(Records contained in a dataset)
((

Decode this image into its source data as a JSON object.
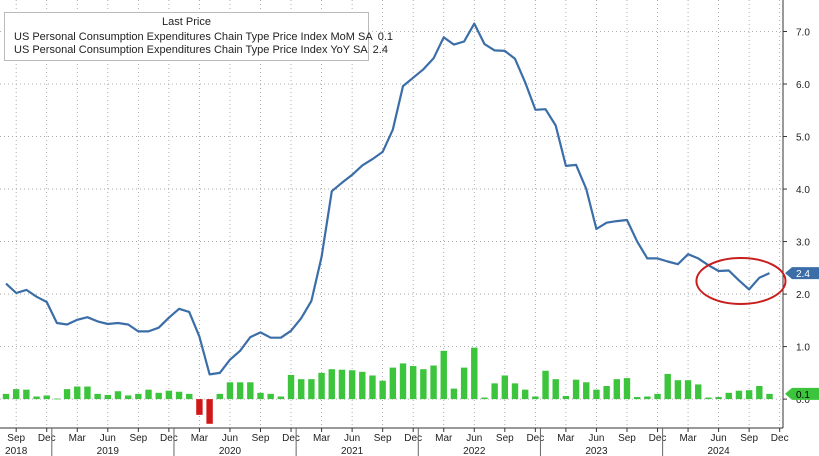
{
  "legend": {
    "header": "Last Price",
    "items": [
      {
        "label": "US Personal Consumption Expenditures Chain Type Price Index MoM SA",
        "value": "0.1",
        "color": "#3cc43c"
      },
      {
        "label": "US Personal Consumption Expenditures Chain Type Price Index YoY SA",
        "value": "2.4",
        "color": "#3b6ea8"
      }
    ]
  },
  "chart_data": {
    "type": "line",
    "x_start": "2018-08",
    "x_labels": [
      {
        "date": "2018-09",
        "month": "Sep",
        "year": "2018"
      },
      {
        "date": "2018-12",
        "month": "Dec"
      },
      {
        "date": "2019-03",
        "month": "Mar"
      },
      {
        "date": "2019-06",
        "month": "Jun",
        "year": "2019"
      },
      {
        "date": "2019-09",
        "month": "Sep"
      },
      {
        "date": "2019-12",
        "month": "Dec"
      },
      {
        "date": "2020-03",
        "month": "Mar"
      },
      {
        "date": "2020-06",
        "month": "Jun",
        "year": "2020"
      },
      {
        "date": "2020-09",
        "month": "Sep"
      },
      {
        "date": "2020-12",
        "month": "Dec"
      },
      {
        "date": "2021-03",
        "month": "Mar"
      },
      {
        "date": "2021-06",
        "month": "Jun",
        "year": "2021"
      },
      {
        "date": "2021-09",
        "month": "Sep"
      },
      {
        "date": "2021-12",
        "month": "Dec"
      },
      {
        "date": "2022-03",
        "month": "Mar"
      },
      {
        "date": "2022-06",
        "month": "Jun",
        "year": "2022"
      },
      {
        "date": "2022-09",
        "month": "Sep"
      },
      {
        "date": "2022-12",
        "month": "Dec"
      },
      {
        "date": "2023-03",
        "month": "Mar"
      },
      {
        "date": "2023-06",
        "month": "Jun",
        "year": "2023"
      },
      {
        "date": "2023-09",
        "month": "Sep"
      },
      {
        "date": "2023-12",
        "month": "Dec"
      },
      {
        "date": "2024-03",
        "month": "Mar"
      },
      {
        "date": "2024-06",
        "month": "Jun",
        "year": "2024"
      },
      {
        "date": "2024-09",
        "month": "Sep"
      },
      {
        "date": "2024-12",
        "month": "Dec"
      }
    ],
    "y_ticks": [
      7.0,
      6.0,
      5.0,
      4.0,
      3.0,
      2.0,
      1.0,
      0.0
    ],
    "y_tick_labels": [
      "7.0",
      "6.0",
      "5.0",
      "4.0",
      "3.0",
      "2.0",
      "1.0",
      "0.0"
    ],
    "ylim": [
      -0.55,
      7.6
    ],
    "grid": true,
    "series": [
      {
        "name": "US Personal Consumption Expenditures Chain Type Price Index YoY SA",
        "kind": "line",
        "color": "#3b6ea8",
        "last_label": "2.4",
        "dates": [
          "2018-08",
          "2018-09",
          "2018-10",
          "2018-11",
          "2018-12",
          "2019-01",
          "2019-02",
          "2019-03",
          "2019-04",
          "2019-05",
          "2019-06",
          "2019-07",
          "2019-08",
          "2019-09",
          "2019-10",
          "2019-11",
          "2019-12",
          "2020-01",
          "2020-02",
          "2020-03",
          "2020-04",
          "2020-05",
          "2020-06",
          "2020-07",
          "2020-08",
          "2020-09",
          "2020-10",
          "2020-11",
          "2020-12",
          "2021-01",
          "2021-02",
          "2021-03",
          "2021-04",
          "2021-05",
          "2021-06",
          "2021-07",
          "2021-08",
          "2021-09",
          "2021-10",
          "2021-11",
          "2021-12",
          "2022-01",
          "2022-02",
          "2022-03",
          "2022-04",
          "2022-05",
          "2022-06",
          "2022-07",
          "2022-08",
          "2022-09",
          "2022-10",
          "2022-11",
          "2022-12",
          "2023-01",
          "2023-02",
          "2023-03",
          "2023-04",
          "2023-05",
          "2023-06",
          "2023-07",
          "2023-08",
          "2023-09",
          "2023-10",
          "2023-11",
          "2023-12",
          "2024-01",
          "2024-02",
          "2024-03",
          "2024-04",
          "2024-05",
          "2024-06",
          "2024-07",
          "2024-08",
          "2024-09",
          "2024-10",
          "2024-11"
        ],
        "values": [
          2.2,
          2.02,
          2.08,
          1.95,
          1.85,
          1.45,
          1.42,
          1.51,
          1.56,
          1.48,
          1.43,
          1.45,
          1.42,
          1.29,
          1.29,
          1.36,
          1.55,
          1.72,
          1.66,
          1.19,
          0.47,
          0.5,
          0.75,
          0.92,
          1.18,
          1.27,
          1.17,
          1.17,
          1.3,
          1.54,
          1.87,
          2.71,
          3.96,
          4.12,
          4.27,
          4.45,
          4.57,
          4.71,
          5.13,
          5.96,
          6.12,
          6.28,
          6.49,
          6.89,
          6.75,
          6.81,
          7.15,
          6.76,
          6.64,
          6.63,
          6.48,
          6.03,
          5.51,
          5.52,
          5.21,
          4.44,
          4.46,
          4.0,
          3.24,
          3.36,
          3.39,
          3.41,
          3.0,
          2.68,
          2.68,
          2.62,
          2.57,
          2.76,
          2.68,
          2.55,
          2.44,
          2.45,
          2.26,
          2.09,
          2.31,
          2.4
        ]
      },
      {
        "name": "US Personal Consumption Expenditures Chain Type Price Index MoM SA",
        "kind": "bar",
        "color": "#3cc43c",
        "negative_color": "#d01818",
        "last_label": "0.1",
        "dates": [
          "2018-08",
          "2018-09",
          "2018-10",
          "2018-11",
          "2018-12",
          "2019-01",
          "2019-02",
          "2019-03",
          "2019-04",
          "2019-05",
          "2019-06",
          "2019-07",
          "2019-08",
          "2019-09",
          "2019-10",
          "2019-11",
          "2019-12",
          "2020-01",
          "2020-02",
          "2020-03",
          "2020-04",
          "2020-05",
          "2020-06",
          "2020-07",
          "2020-08",
          "2020-09",
          "2020-10",
          "2020-11",
          "2020-12",
          "2021-01",
          "2021-02",
          "2021-03",
          "2021-04",
          "2021-05",
          "2021-06",
          "2021-07",
          "2021-08",
          "2021-09",
          "2021-10",
          "2021-11",
          "2021-12",
          "2022-01",
          "2022-02",
          "2022-03",
          "2022-04",
          "2022-05",
          "2022-06",
          "2022-07",
          "2022-08",
          "2022-09",
          "2022-10",
          "2022-11",
          "2022-12",
          "2023-01",
          "2023-02",
          "2023-03",
          "2023-04",
          "2023-05",
          "2023-06",
          "2023-07",
          "2023-08",
          "2023-09",
          "2023-10",
          "2023-11",
          "2023-12",
          "2024-01",
          "2024-02",
          "2024-03",
          "2024-04",
          "2024-05",
          "2024-06",
          "2024-07",
          "2024-08",
          "2024-09",
          "2024-10",
          "2024-11"
        ],
        "values": [
          0.1,
          0.19,
          0.18,
          0.05,
          0.07,
          0.01,
          0.19,
          0.24,
          0.24,
          0.1,
          0.08,
          0.15,
          0.07,
          0.1,
          0.18,
          0.12,
          0.16,
          0.14,
          0.1,
          -0.3,
          -0.47,
          0.1,
          0.32,
          0.32,
          0.32,
          0.12,
          0.1,
          0.05,
          0.46,
          0.38,
          0.38,
          0.5,
          0.57,
          0.56,
          0.55,
          0.52,
          0.45,
          0.35,
          0.6,
          0.68,
          0.63,
          0.57,
          0.64,
          0.92,
          0.2,
          0.6,
          0.98,
          0.03,
          0.3,
          0.45,
          0.3,
          0.18,
          0.05,
          0.54,
          0.38,
          0.06,
          0.37,
          0.32,
          0.18,
          0.25,
          0.38,
          0.4,
          0.04,
          0.05,
          0.1,
          0.48,
          0.36,
          0.36,
          0.28,
          0.03,
          0.04,
          0.12,
          0.16,
          0.17,
          0.25,
          0.1
        ]
      }
    ],
    "annotation": {
      "type": "ellipse",
      "around_dates": [
        "2024-05",
        "2024-11"
      ],
      "color": "#c81e1e"
    }
  }
}
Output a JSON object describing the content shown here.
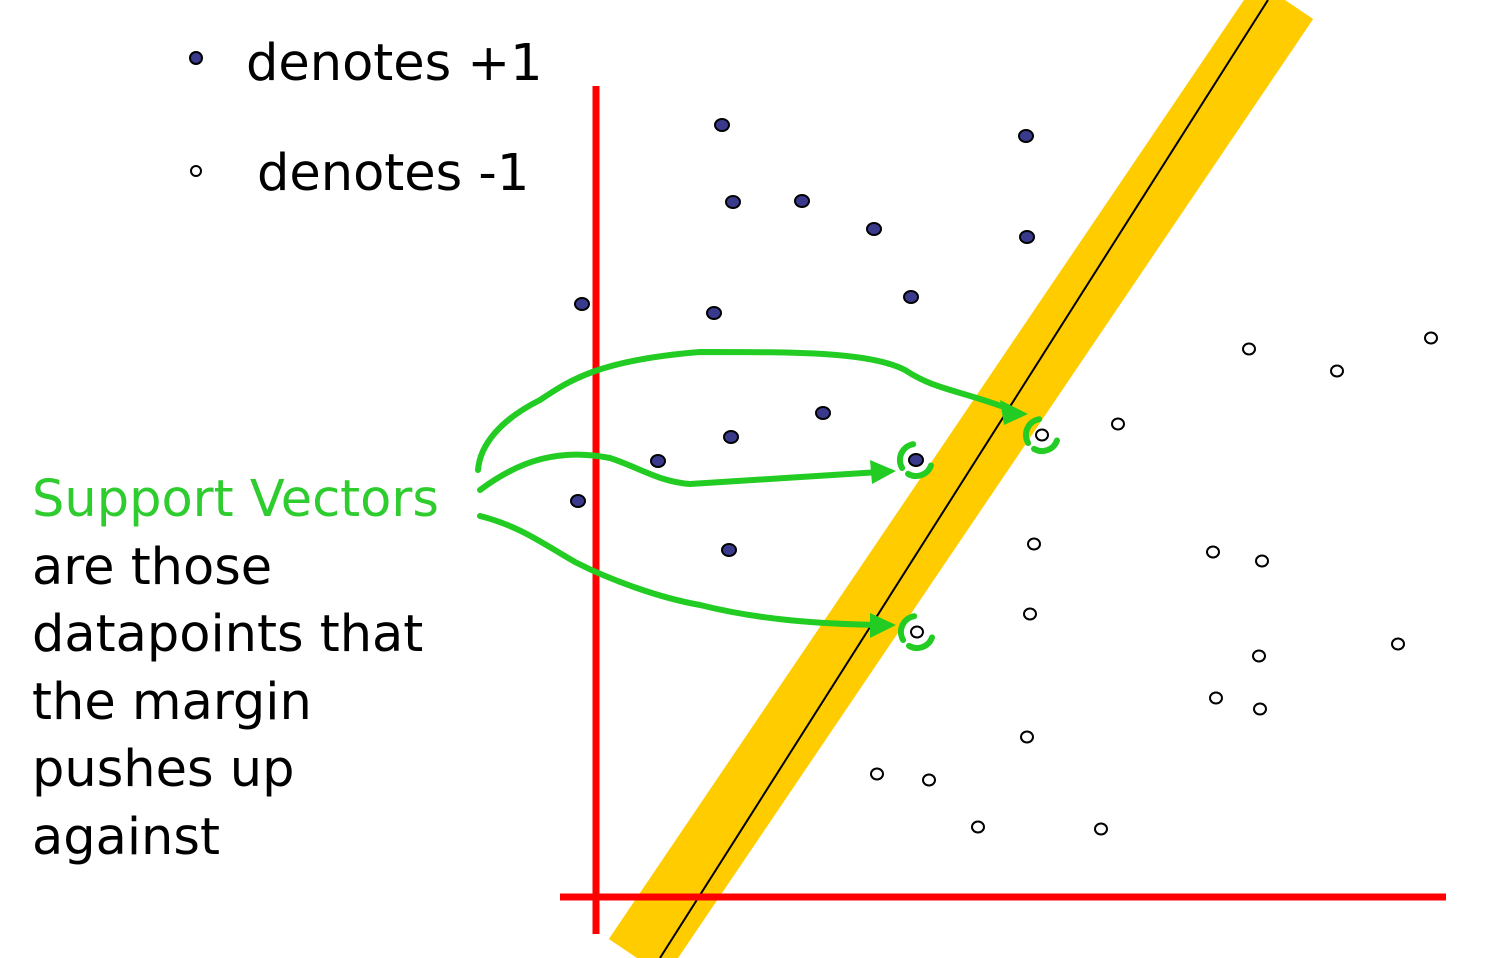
{
  "legend": {
    "positive_label": "denotes +1",
    "negative_label": "denotes -1"
  },
  "caption": {
    "highlight": "Support Vectors",
    "lines": [
      "are those",
      "datapoints that",
      "the margin",
      "pushes up",
      "against"
    ]
  },
  "colors": {
    "axes": "#ff0000",
    "margin_band": "#ffcc00",
    "boundary": "#000000",
    "support_arrows": "#22cc22",
    "positive_fill": "#3a3a8c",
    "negative_fill": "#ffffff"
  },
  "points": {
    "positive": [
      [
        722,
        125
      ],
      [
        1026,
        136
      ],
      [
        733,
        202
      ],
      [
        802,
        201
      ],
      [
        874,
        229
      ],
      [
        1027,
        237
      ],
      [
        582,
        304
      ],
      [
        714,
        313
      ],
      [
        911,
        297
      ],
      [
        823,
        413
      ],
      [
        731,
        437
      ],
      [
        658,
        461
      ],
      [
        916,
        460
      ],
      [
        578,
        501
      ],
      [
        729,
        550
      ]
    ],
    "negative": [
      [
        1249,
        349
      ],
      [
        1337,
        371
      ],
      [
        1431,
        338
      ],
      [
        1118,
        424
      ],
      [
        1042,
        435
      ],
      [
        1034,
        544
      ],
      [
        1213,
        552
      ],
      [
        1262,
        561
      ],
      [
        1030,
        614
      ],
      [
        917,
        632
      ],
      [
        1259,
        656
      ],
      [
        1398,
        644
      ],
      [
        1216,
        698
      ],
      [
        1260,
        709
      ],
      [
        1027,
        737
      ],
      [
        877,
        774
      ],
      [
        929,
        780
      ],
      [
        978,
        827
      ],
      [
        1101,
        829
      ]
    ]
  },
  "support_vectors": [
    [
      916,
      460
    ],
    [
      1042,
      435
    ],
    [
      917,
      632
    ]
  ]
}
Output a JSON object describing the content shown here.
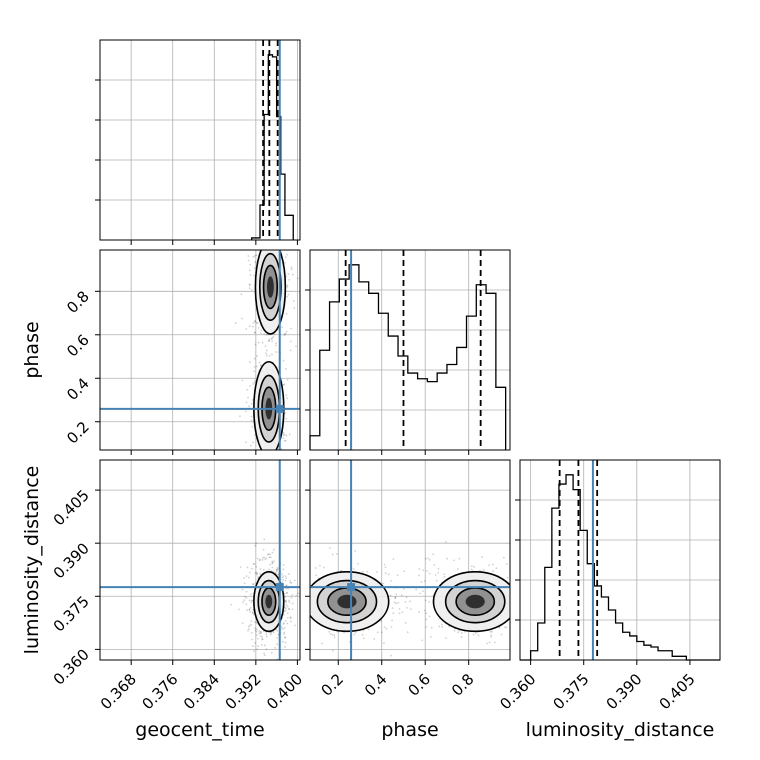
{
  "chart_data": {
    "type": "corner",
    "parameters": [
      "geocent_time",
      "phase",
      "luminosity_distance"
    ],
    "axis_labels": {
      "geocent_time": "geocent_time",
      "phase": "phase",
      "luminosity_distance": "luminosity_distance"
    },
    "ranges": {
      "geocent_time": [
        0.362,
        0.4005
      ],
      "phase": [
        0.07,
        0.99
      ],
      "luminosity_distance": [
        0.357,
        0.4135
      ]
    },
    "tick_labels": {
      "geocent_time": [
        "0.368",
        "0.376",
        "0.384",
        "0.392",
        "0.400"
      ],
      "phase": [
        "0.2",
        "0.4",
        "0.6",
        "0.8"
      ],
      "luminosity_distance": [
        "0.360",
        "0.375",
        "0.390",
        "0.405"
      ]
    },
    "truths": {
      "geocent_time": 0.3966,
      "phase": 0.259,
      "luminosity_distance": 0.3776
    },
    "quantiles": {
      "geocent_time": [
        0.3934,
        0.3946,
        0.3962
      ],
      "phase": [
        0.234,
        0.5,
        0.855
      ],
      "luminosity_distance": [
        0.3682,
        0.3735,
        0.3788
      ]
    },
    "histograms": {
      "geocent_time": {
        "edges": [
          0.3912,
          0.3928,
          0.3936,
          0.3944,
          0.3952,
          0.396,
          0.3968,
          0.3976,
          0.3992
        ],
        "counts": [
          0.05,
          0.85,
          3.05,
          4.5,
          4.45,
          3.0,
          1.6,
          0.6
        ]
      },
      "phase": {
        "edges": [
          0.07,
          0.115,
          0.16,
          0.205,
          0.25,
          0.295,
          0.34,
          0.385,
          0.43,
          0.475,
          0.52,
          0.565,
          0.61,
          0.655,
          0.7,
          0.745,
          0.79,
          0.835,
          0.88,
          0.925,
          0.97
        ],
        "counts": [
          0.05,
          0.35,
          0.52,
          0.6,
          0.65,
          0.59,
          0.55,
          0.48,
          0.4,
          0.33,
          0.27,
          0.25,
          0.24,
          0.27,
          0.3,
          0.36,
          0.47,
          0.58,
          0.55,
          0.22
        ]
      },
      "luminosity_distance": {
        "edges": [
          0.357,
          0.36,
          0.362,
          0.364,
          0.366,
          0.368,
          0.37,
          0.372,
          0.374,
          0.376,
          0.378,
          0.38,
          0.382,
          0.384,
          0.386,
          0.388,
          0.39,
          0.392,
          0.394,
          0.396,
          0.4,
          0.404,
          0.4135
        ],
        "counts": [
          0,
          0.05,
          0.2,
          0.5,
          0.82,
          0.95,
          1.0,
          0.92,
          0.7,
          0.52,
          0.4,
          0.34,
          0.27,
          0.2,
          0.15,
          0.13,
          0.1,
          0.08,
          0.07,
          0.05,
          0.02,
          0
        ]
      }
    },
    "density_modes": [
      {
        "pair": [
          "geocent_time",
          "phase"
        ],
        "centers": [
          [
            0.3945,
            0.26
          ],
          [
            0.3948,
            0.82
          ]
        ],
        "spread": [
          0.0012,
          0.09
        ]
      },
      {
        "pair": [
          "geocent_time",
          "luminosity_distance"
        ],
        "centers": [
          [
            0.3945,
            0.3735
          ]
        ],
        "spread": [
          0.0012,
          0.0035
        ]
      },
      {
        "pair": [
          "phase",
          "luminosity_distance"
        ],
        "centers": [
          [
            0.24,
            0.3735
          ],
          [
            0.83,
            0.3735
          ]
        ],
        "spread": [
          0.08,
          0.0035
        ]
      }
    ],
    "grid": true,
    "truth_color": "#4682b4",
    "line_color": "#000000"
  }
}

))

## PROBLEM TO SOLVE
Pull out each line of the listing that holds the string "year".

## RESULT OF THIS TASK
        "year": "2018"
        "year": "2019"
        "year": "2020"
        "year": "2021"
        "year": "2022"
        "year": "2023"
        "year": "2024"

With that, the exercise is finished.